§ **Provided data**:
○ ○ ○ ○ ○ ○ ○

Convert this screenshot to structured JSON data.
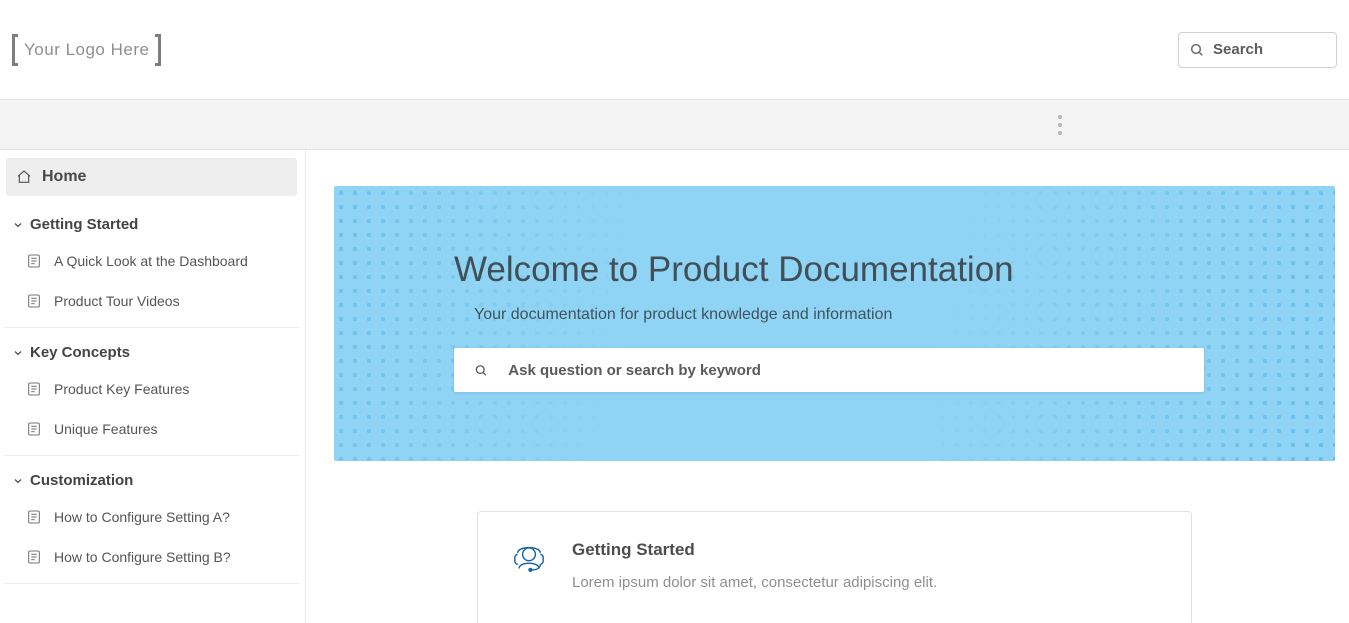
{
  "header": {
    "logo_text": "Your Logo Here",
    "search_placeholder": "Search"
  },
  "sidebar": {
    "home_label": "Home",
    "sections": [
      {
        "title": "Getting Started",
        "items": [
          {
            "label": "A Quick Look at the Dashboard"
          },
          {
            "label": "Product Tour Videos"
          }
        ]
      },
      {
        "title": "Key Concepts",
        "items": [
          {
            "label": "Product Key Features"
          },
          {
            "label": "Unique Features"
          }
        ]
      },
      {
        "title": "Customization",
        "items": [
          {
            "label": "How to Configure Setting A?"
          },
          {
            "label": "How to Configure Setting B?"
          }
        ]
      }
    ]
  },
  "hero": {
    "title": "Welcome to Product Documentation",
    "subtitle": "Your documentation for product knowledge and information",
    "search_placeholder": "Ask question or search by keyword"
  },
  "card": {
    "title": "Getting Started",
    "description": "Lorem ipsum dolor sit amet, consectetur adipiscing elit."
  }
}
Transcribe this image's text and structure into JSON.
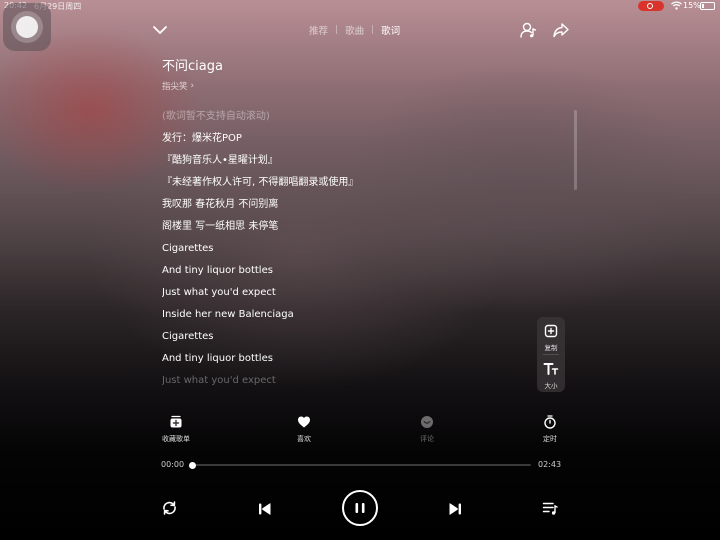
{
  "status_bar": {
    "time": "20:42",
    "date": "6月29日周四",
    "battery": "15%",
    "battery_level": 0.15,
    "record_color": "#d9342b"
  },
  "nav": {
    "tabs": [
      {
        "label": "推荐",
        "active": false
      },
      {
        "label": "歌曲",
        "active": false
      },
      {
        "label": "歌词",
        "active": true
      }
    ],
    "icons": [
      "chevron-down-icon",
      "music-assistant-icon",
      "share-icon"
    ]
  },
  "song": {
    "title": "不问ciaga",
    "artist": "指尖笑",
    "artist_chevron": "›"
  },
  "lyrics": {
    "notice": "(歌词暂不支持自动滚动)",
    "lines": [
      "发行：爆米花POP",
      "『酷狗音乐人•星曜计划』",
      "『未经著作权人许可, 不得翻唱翻录或使用』",
      "我叹那 春花秋月 不问别离",
      "阁楼里 写一纸相思 未停笔",
      "Cigarettes",
      "And tiny liquor bottles",
      "Just what you'd expect",
      "Inside her new Balenciaga",
      "Cigarettes",
      "And tiny liquor bottles",
      "Just what you'd expect"
    ]
  },
  "side_tools": [
    {
      "label": "复制",
      "icon": "copy-plus-icon"
    },
    {
      "label": "大小",
      "icon": "font-size-icon"
    }
  ],
  "actions": [
    {
      "label": "收藏歌单",
      "icon": "add-to-playlist-icon"
    },
    {
      "label": "喜欢",
      "icon": "heart-icon"
    },
    {
      "label": "评论",
      "icon": "comment-icon"
    },
    {
      "label": "定时",
      "icon": "timer-icon"
    }
  ],
  "playback": {
    "current": "00:00",
    "total": "02:43",
    "progress": 0.0,
    "state": "playing",
    "controls": [
      "repeat-icon",
      "previous-icon",
      "pause-icon",
      "next-icon",
      "playlist-icon"
    ]
  },
  "colors": {
    "accent": "#ffffff",
    "text_dim": "rgba(255,255,255,0.42)"
  }
}
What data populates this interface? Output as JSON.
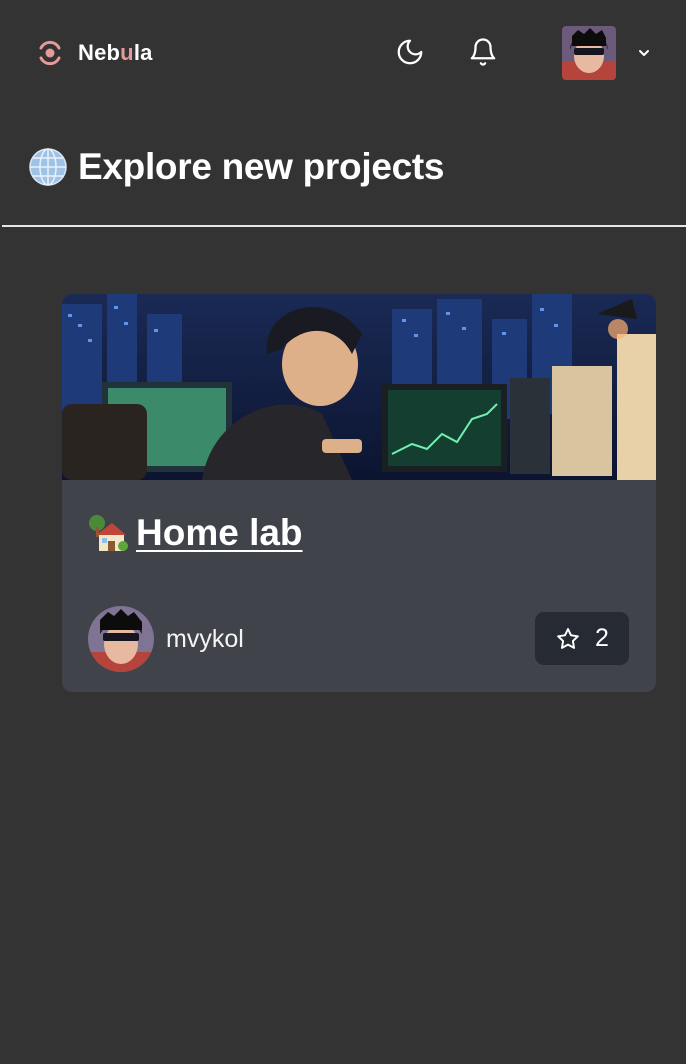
{
  "app": {
    "brand_prefix": "Neb",
    "brand_accent": "u",
    "brand_suffix": "la",
    "accent_color": "#e59a9a"
  },
  "header": {
    "theme_icon": "moon-icon",
    "notifications_icon": "bell-icon",
    "user_menu_icon": "chevron-down-icon"
  },
  "page": {
    "title_emoji": "globe-icon",
    "title": "Explore new projects"
  },
  "projects": [
    {
      "emoji": "house-icon",
      "title": "Home lab",
      "author": "mvykol",
      "stars": "2",
      "star_icon": "star-icon"
    }
  ]
}
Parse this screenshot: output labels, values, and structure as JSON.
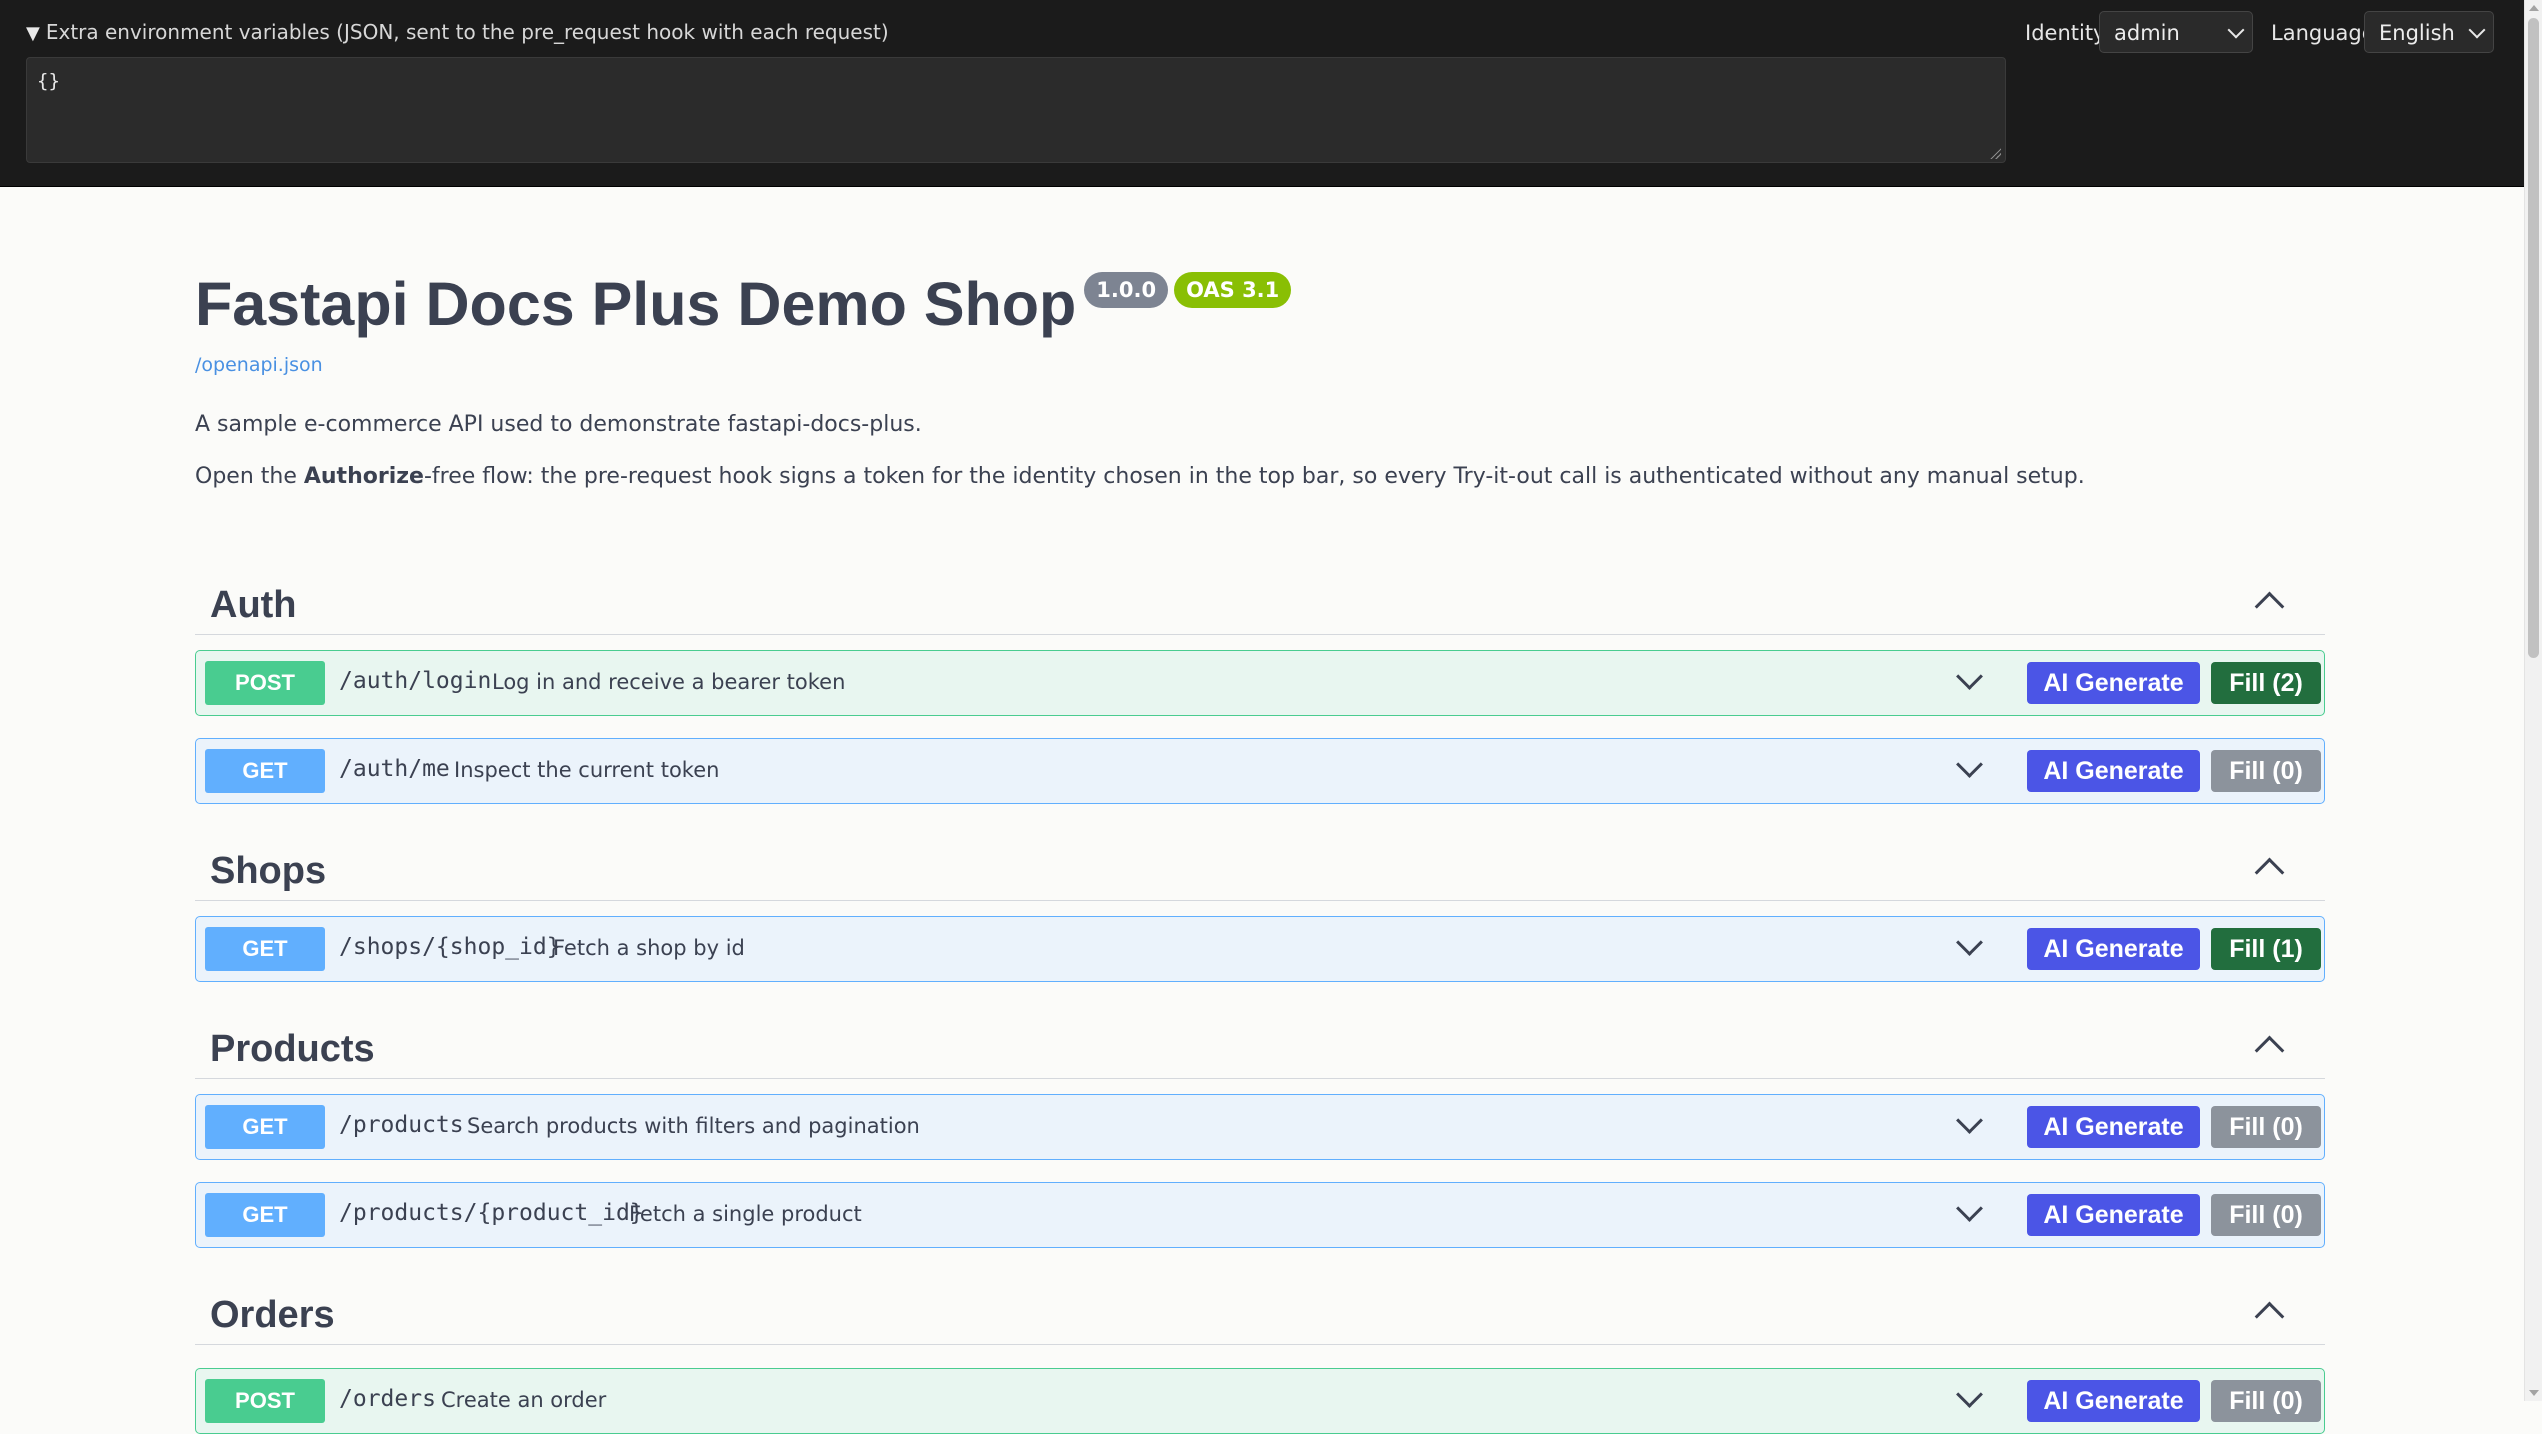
{
  "topbar": {
    "env_summary": "Extra environment variables (JSON, sent to the pre_request hook with each request)",
    "env_value": "{}",
    "identity_label": "Identity",
    "identity_value": "admin",
    "language_label": "Language",
    "language_value": "English"
  },
  "info": {
    "title": "Fastapi Docs Plus Demo Shop",
    "version": "1.0.0",
    "oas": "OAS 3.1",
    "spec_link": "/openapi.json",
    "description": "A sample e-commerce API used to demonstrate fastapi-docs-plus.",
    "description2_pre": "Open the ",
    "description2_bold": "Authorize",
    "description2_post": "-free flow: the pre-request hook signs a token for the identity chosen in the top bar, so every Try-it-out call is authenticated without any manual setup."
  },
  "tags": [
    {
      "name": "Auth",
      "operations": [
        {
          "method": "POST",
          "path": "/auth/login",
          "summary": "Log in and receive a bearer token",
          "ai_label": "AI Generate",
          "fill_label": "Fill (2)",
          "fill_active": true
        },
        {
          "method": "GET",
          "path": "/auth/me",
          "summary": "Inspect the current token",
          "ai_label": "AI Generate",
          "fill_label": "Fill (0)",
          "fill_active": false
        }
      ]
    },
    {
      "name": "Shops",
      "operations": [
        {
          "method": "GET",
          "path": "/shops/{shop_id}",
          "summary": "Fetch a shop by id",
          "ai_label": "AI Generate",
          "fill_label": "Fill (1)",
          "fill_active": true
        }
      ]
    },
    {
      "name": "Products",
      "operations": [
        {
          "method": "GET",
          "path": "/products",
          "summary": "Search products with filters and pagination",
          "ai_label": "AI Generate",
          "fill_label": "Fill (0)",
          "fill_active": false
        },
        {
          "method": "GET",
          "path": "/products/{product_id}",
          "summary": "Fetch a single product",
          "ai_label": "AI Generate",
          "fill_label": "Fill (0)",
          "fill_active": false
        }
      ]
    },
    {
      "name": "Orders",
      "operations": [
        {
          "method": "POST",
          "path": "/orders",
          "summary": "Create an order",
          "ai_label": "AI Generate",
          "fill_label": "Fill (0)",
          "fill_active": false
        }
      ]
    }
  ]
}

○ ○ ○ ○ ○ ○ ○

§ **Aim**:
Scan the material above. Return every line containing the string "down".

§ **Result of the exercise**:
      "chevron-down-icon",
    "user_menu_icon": "chevron-down-icon"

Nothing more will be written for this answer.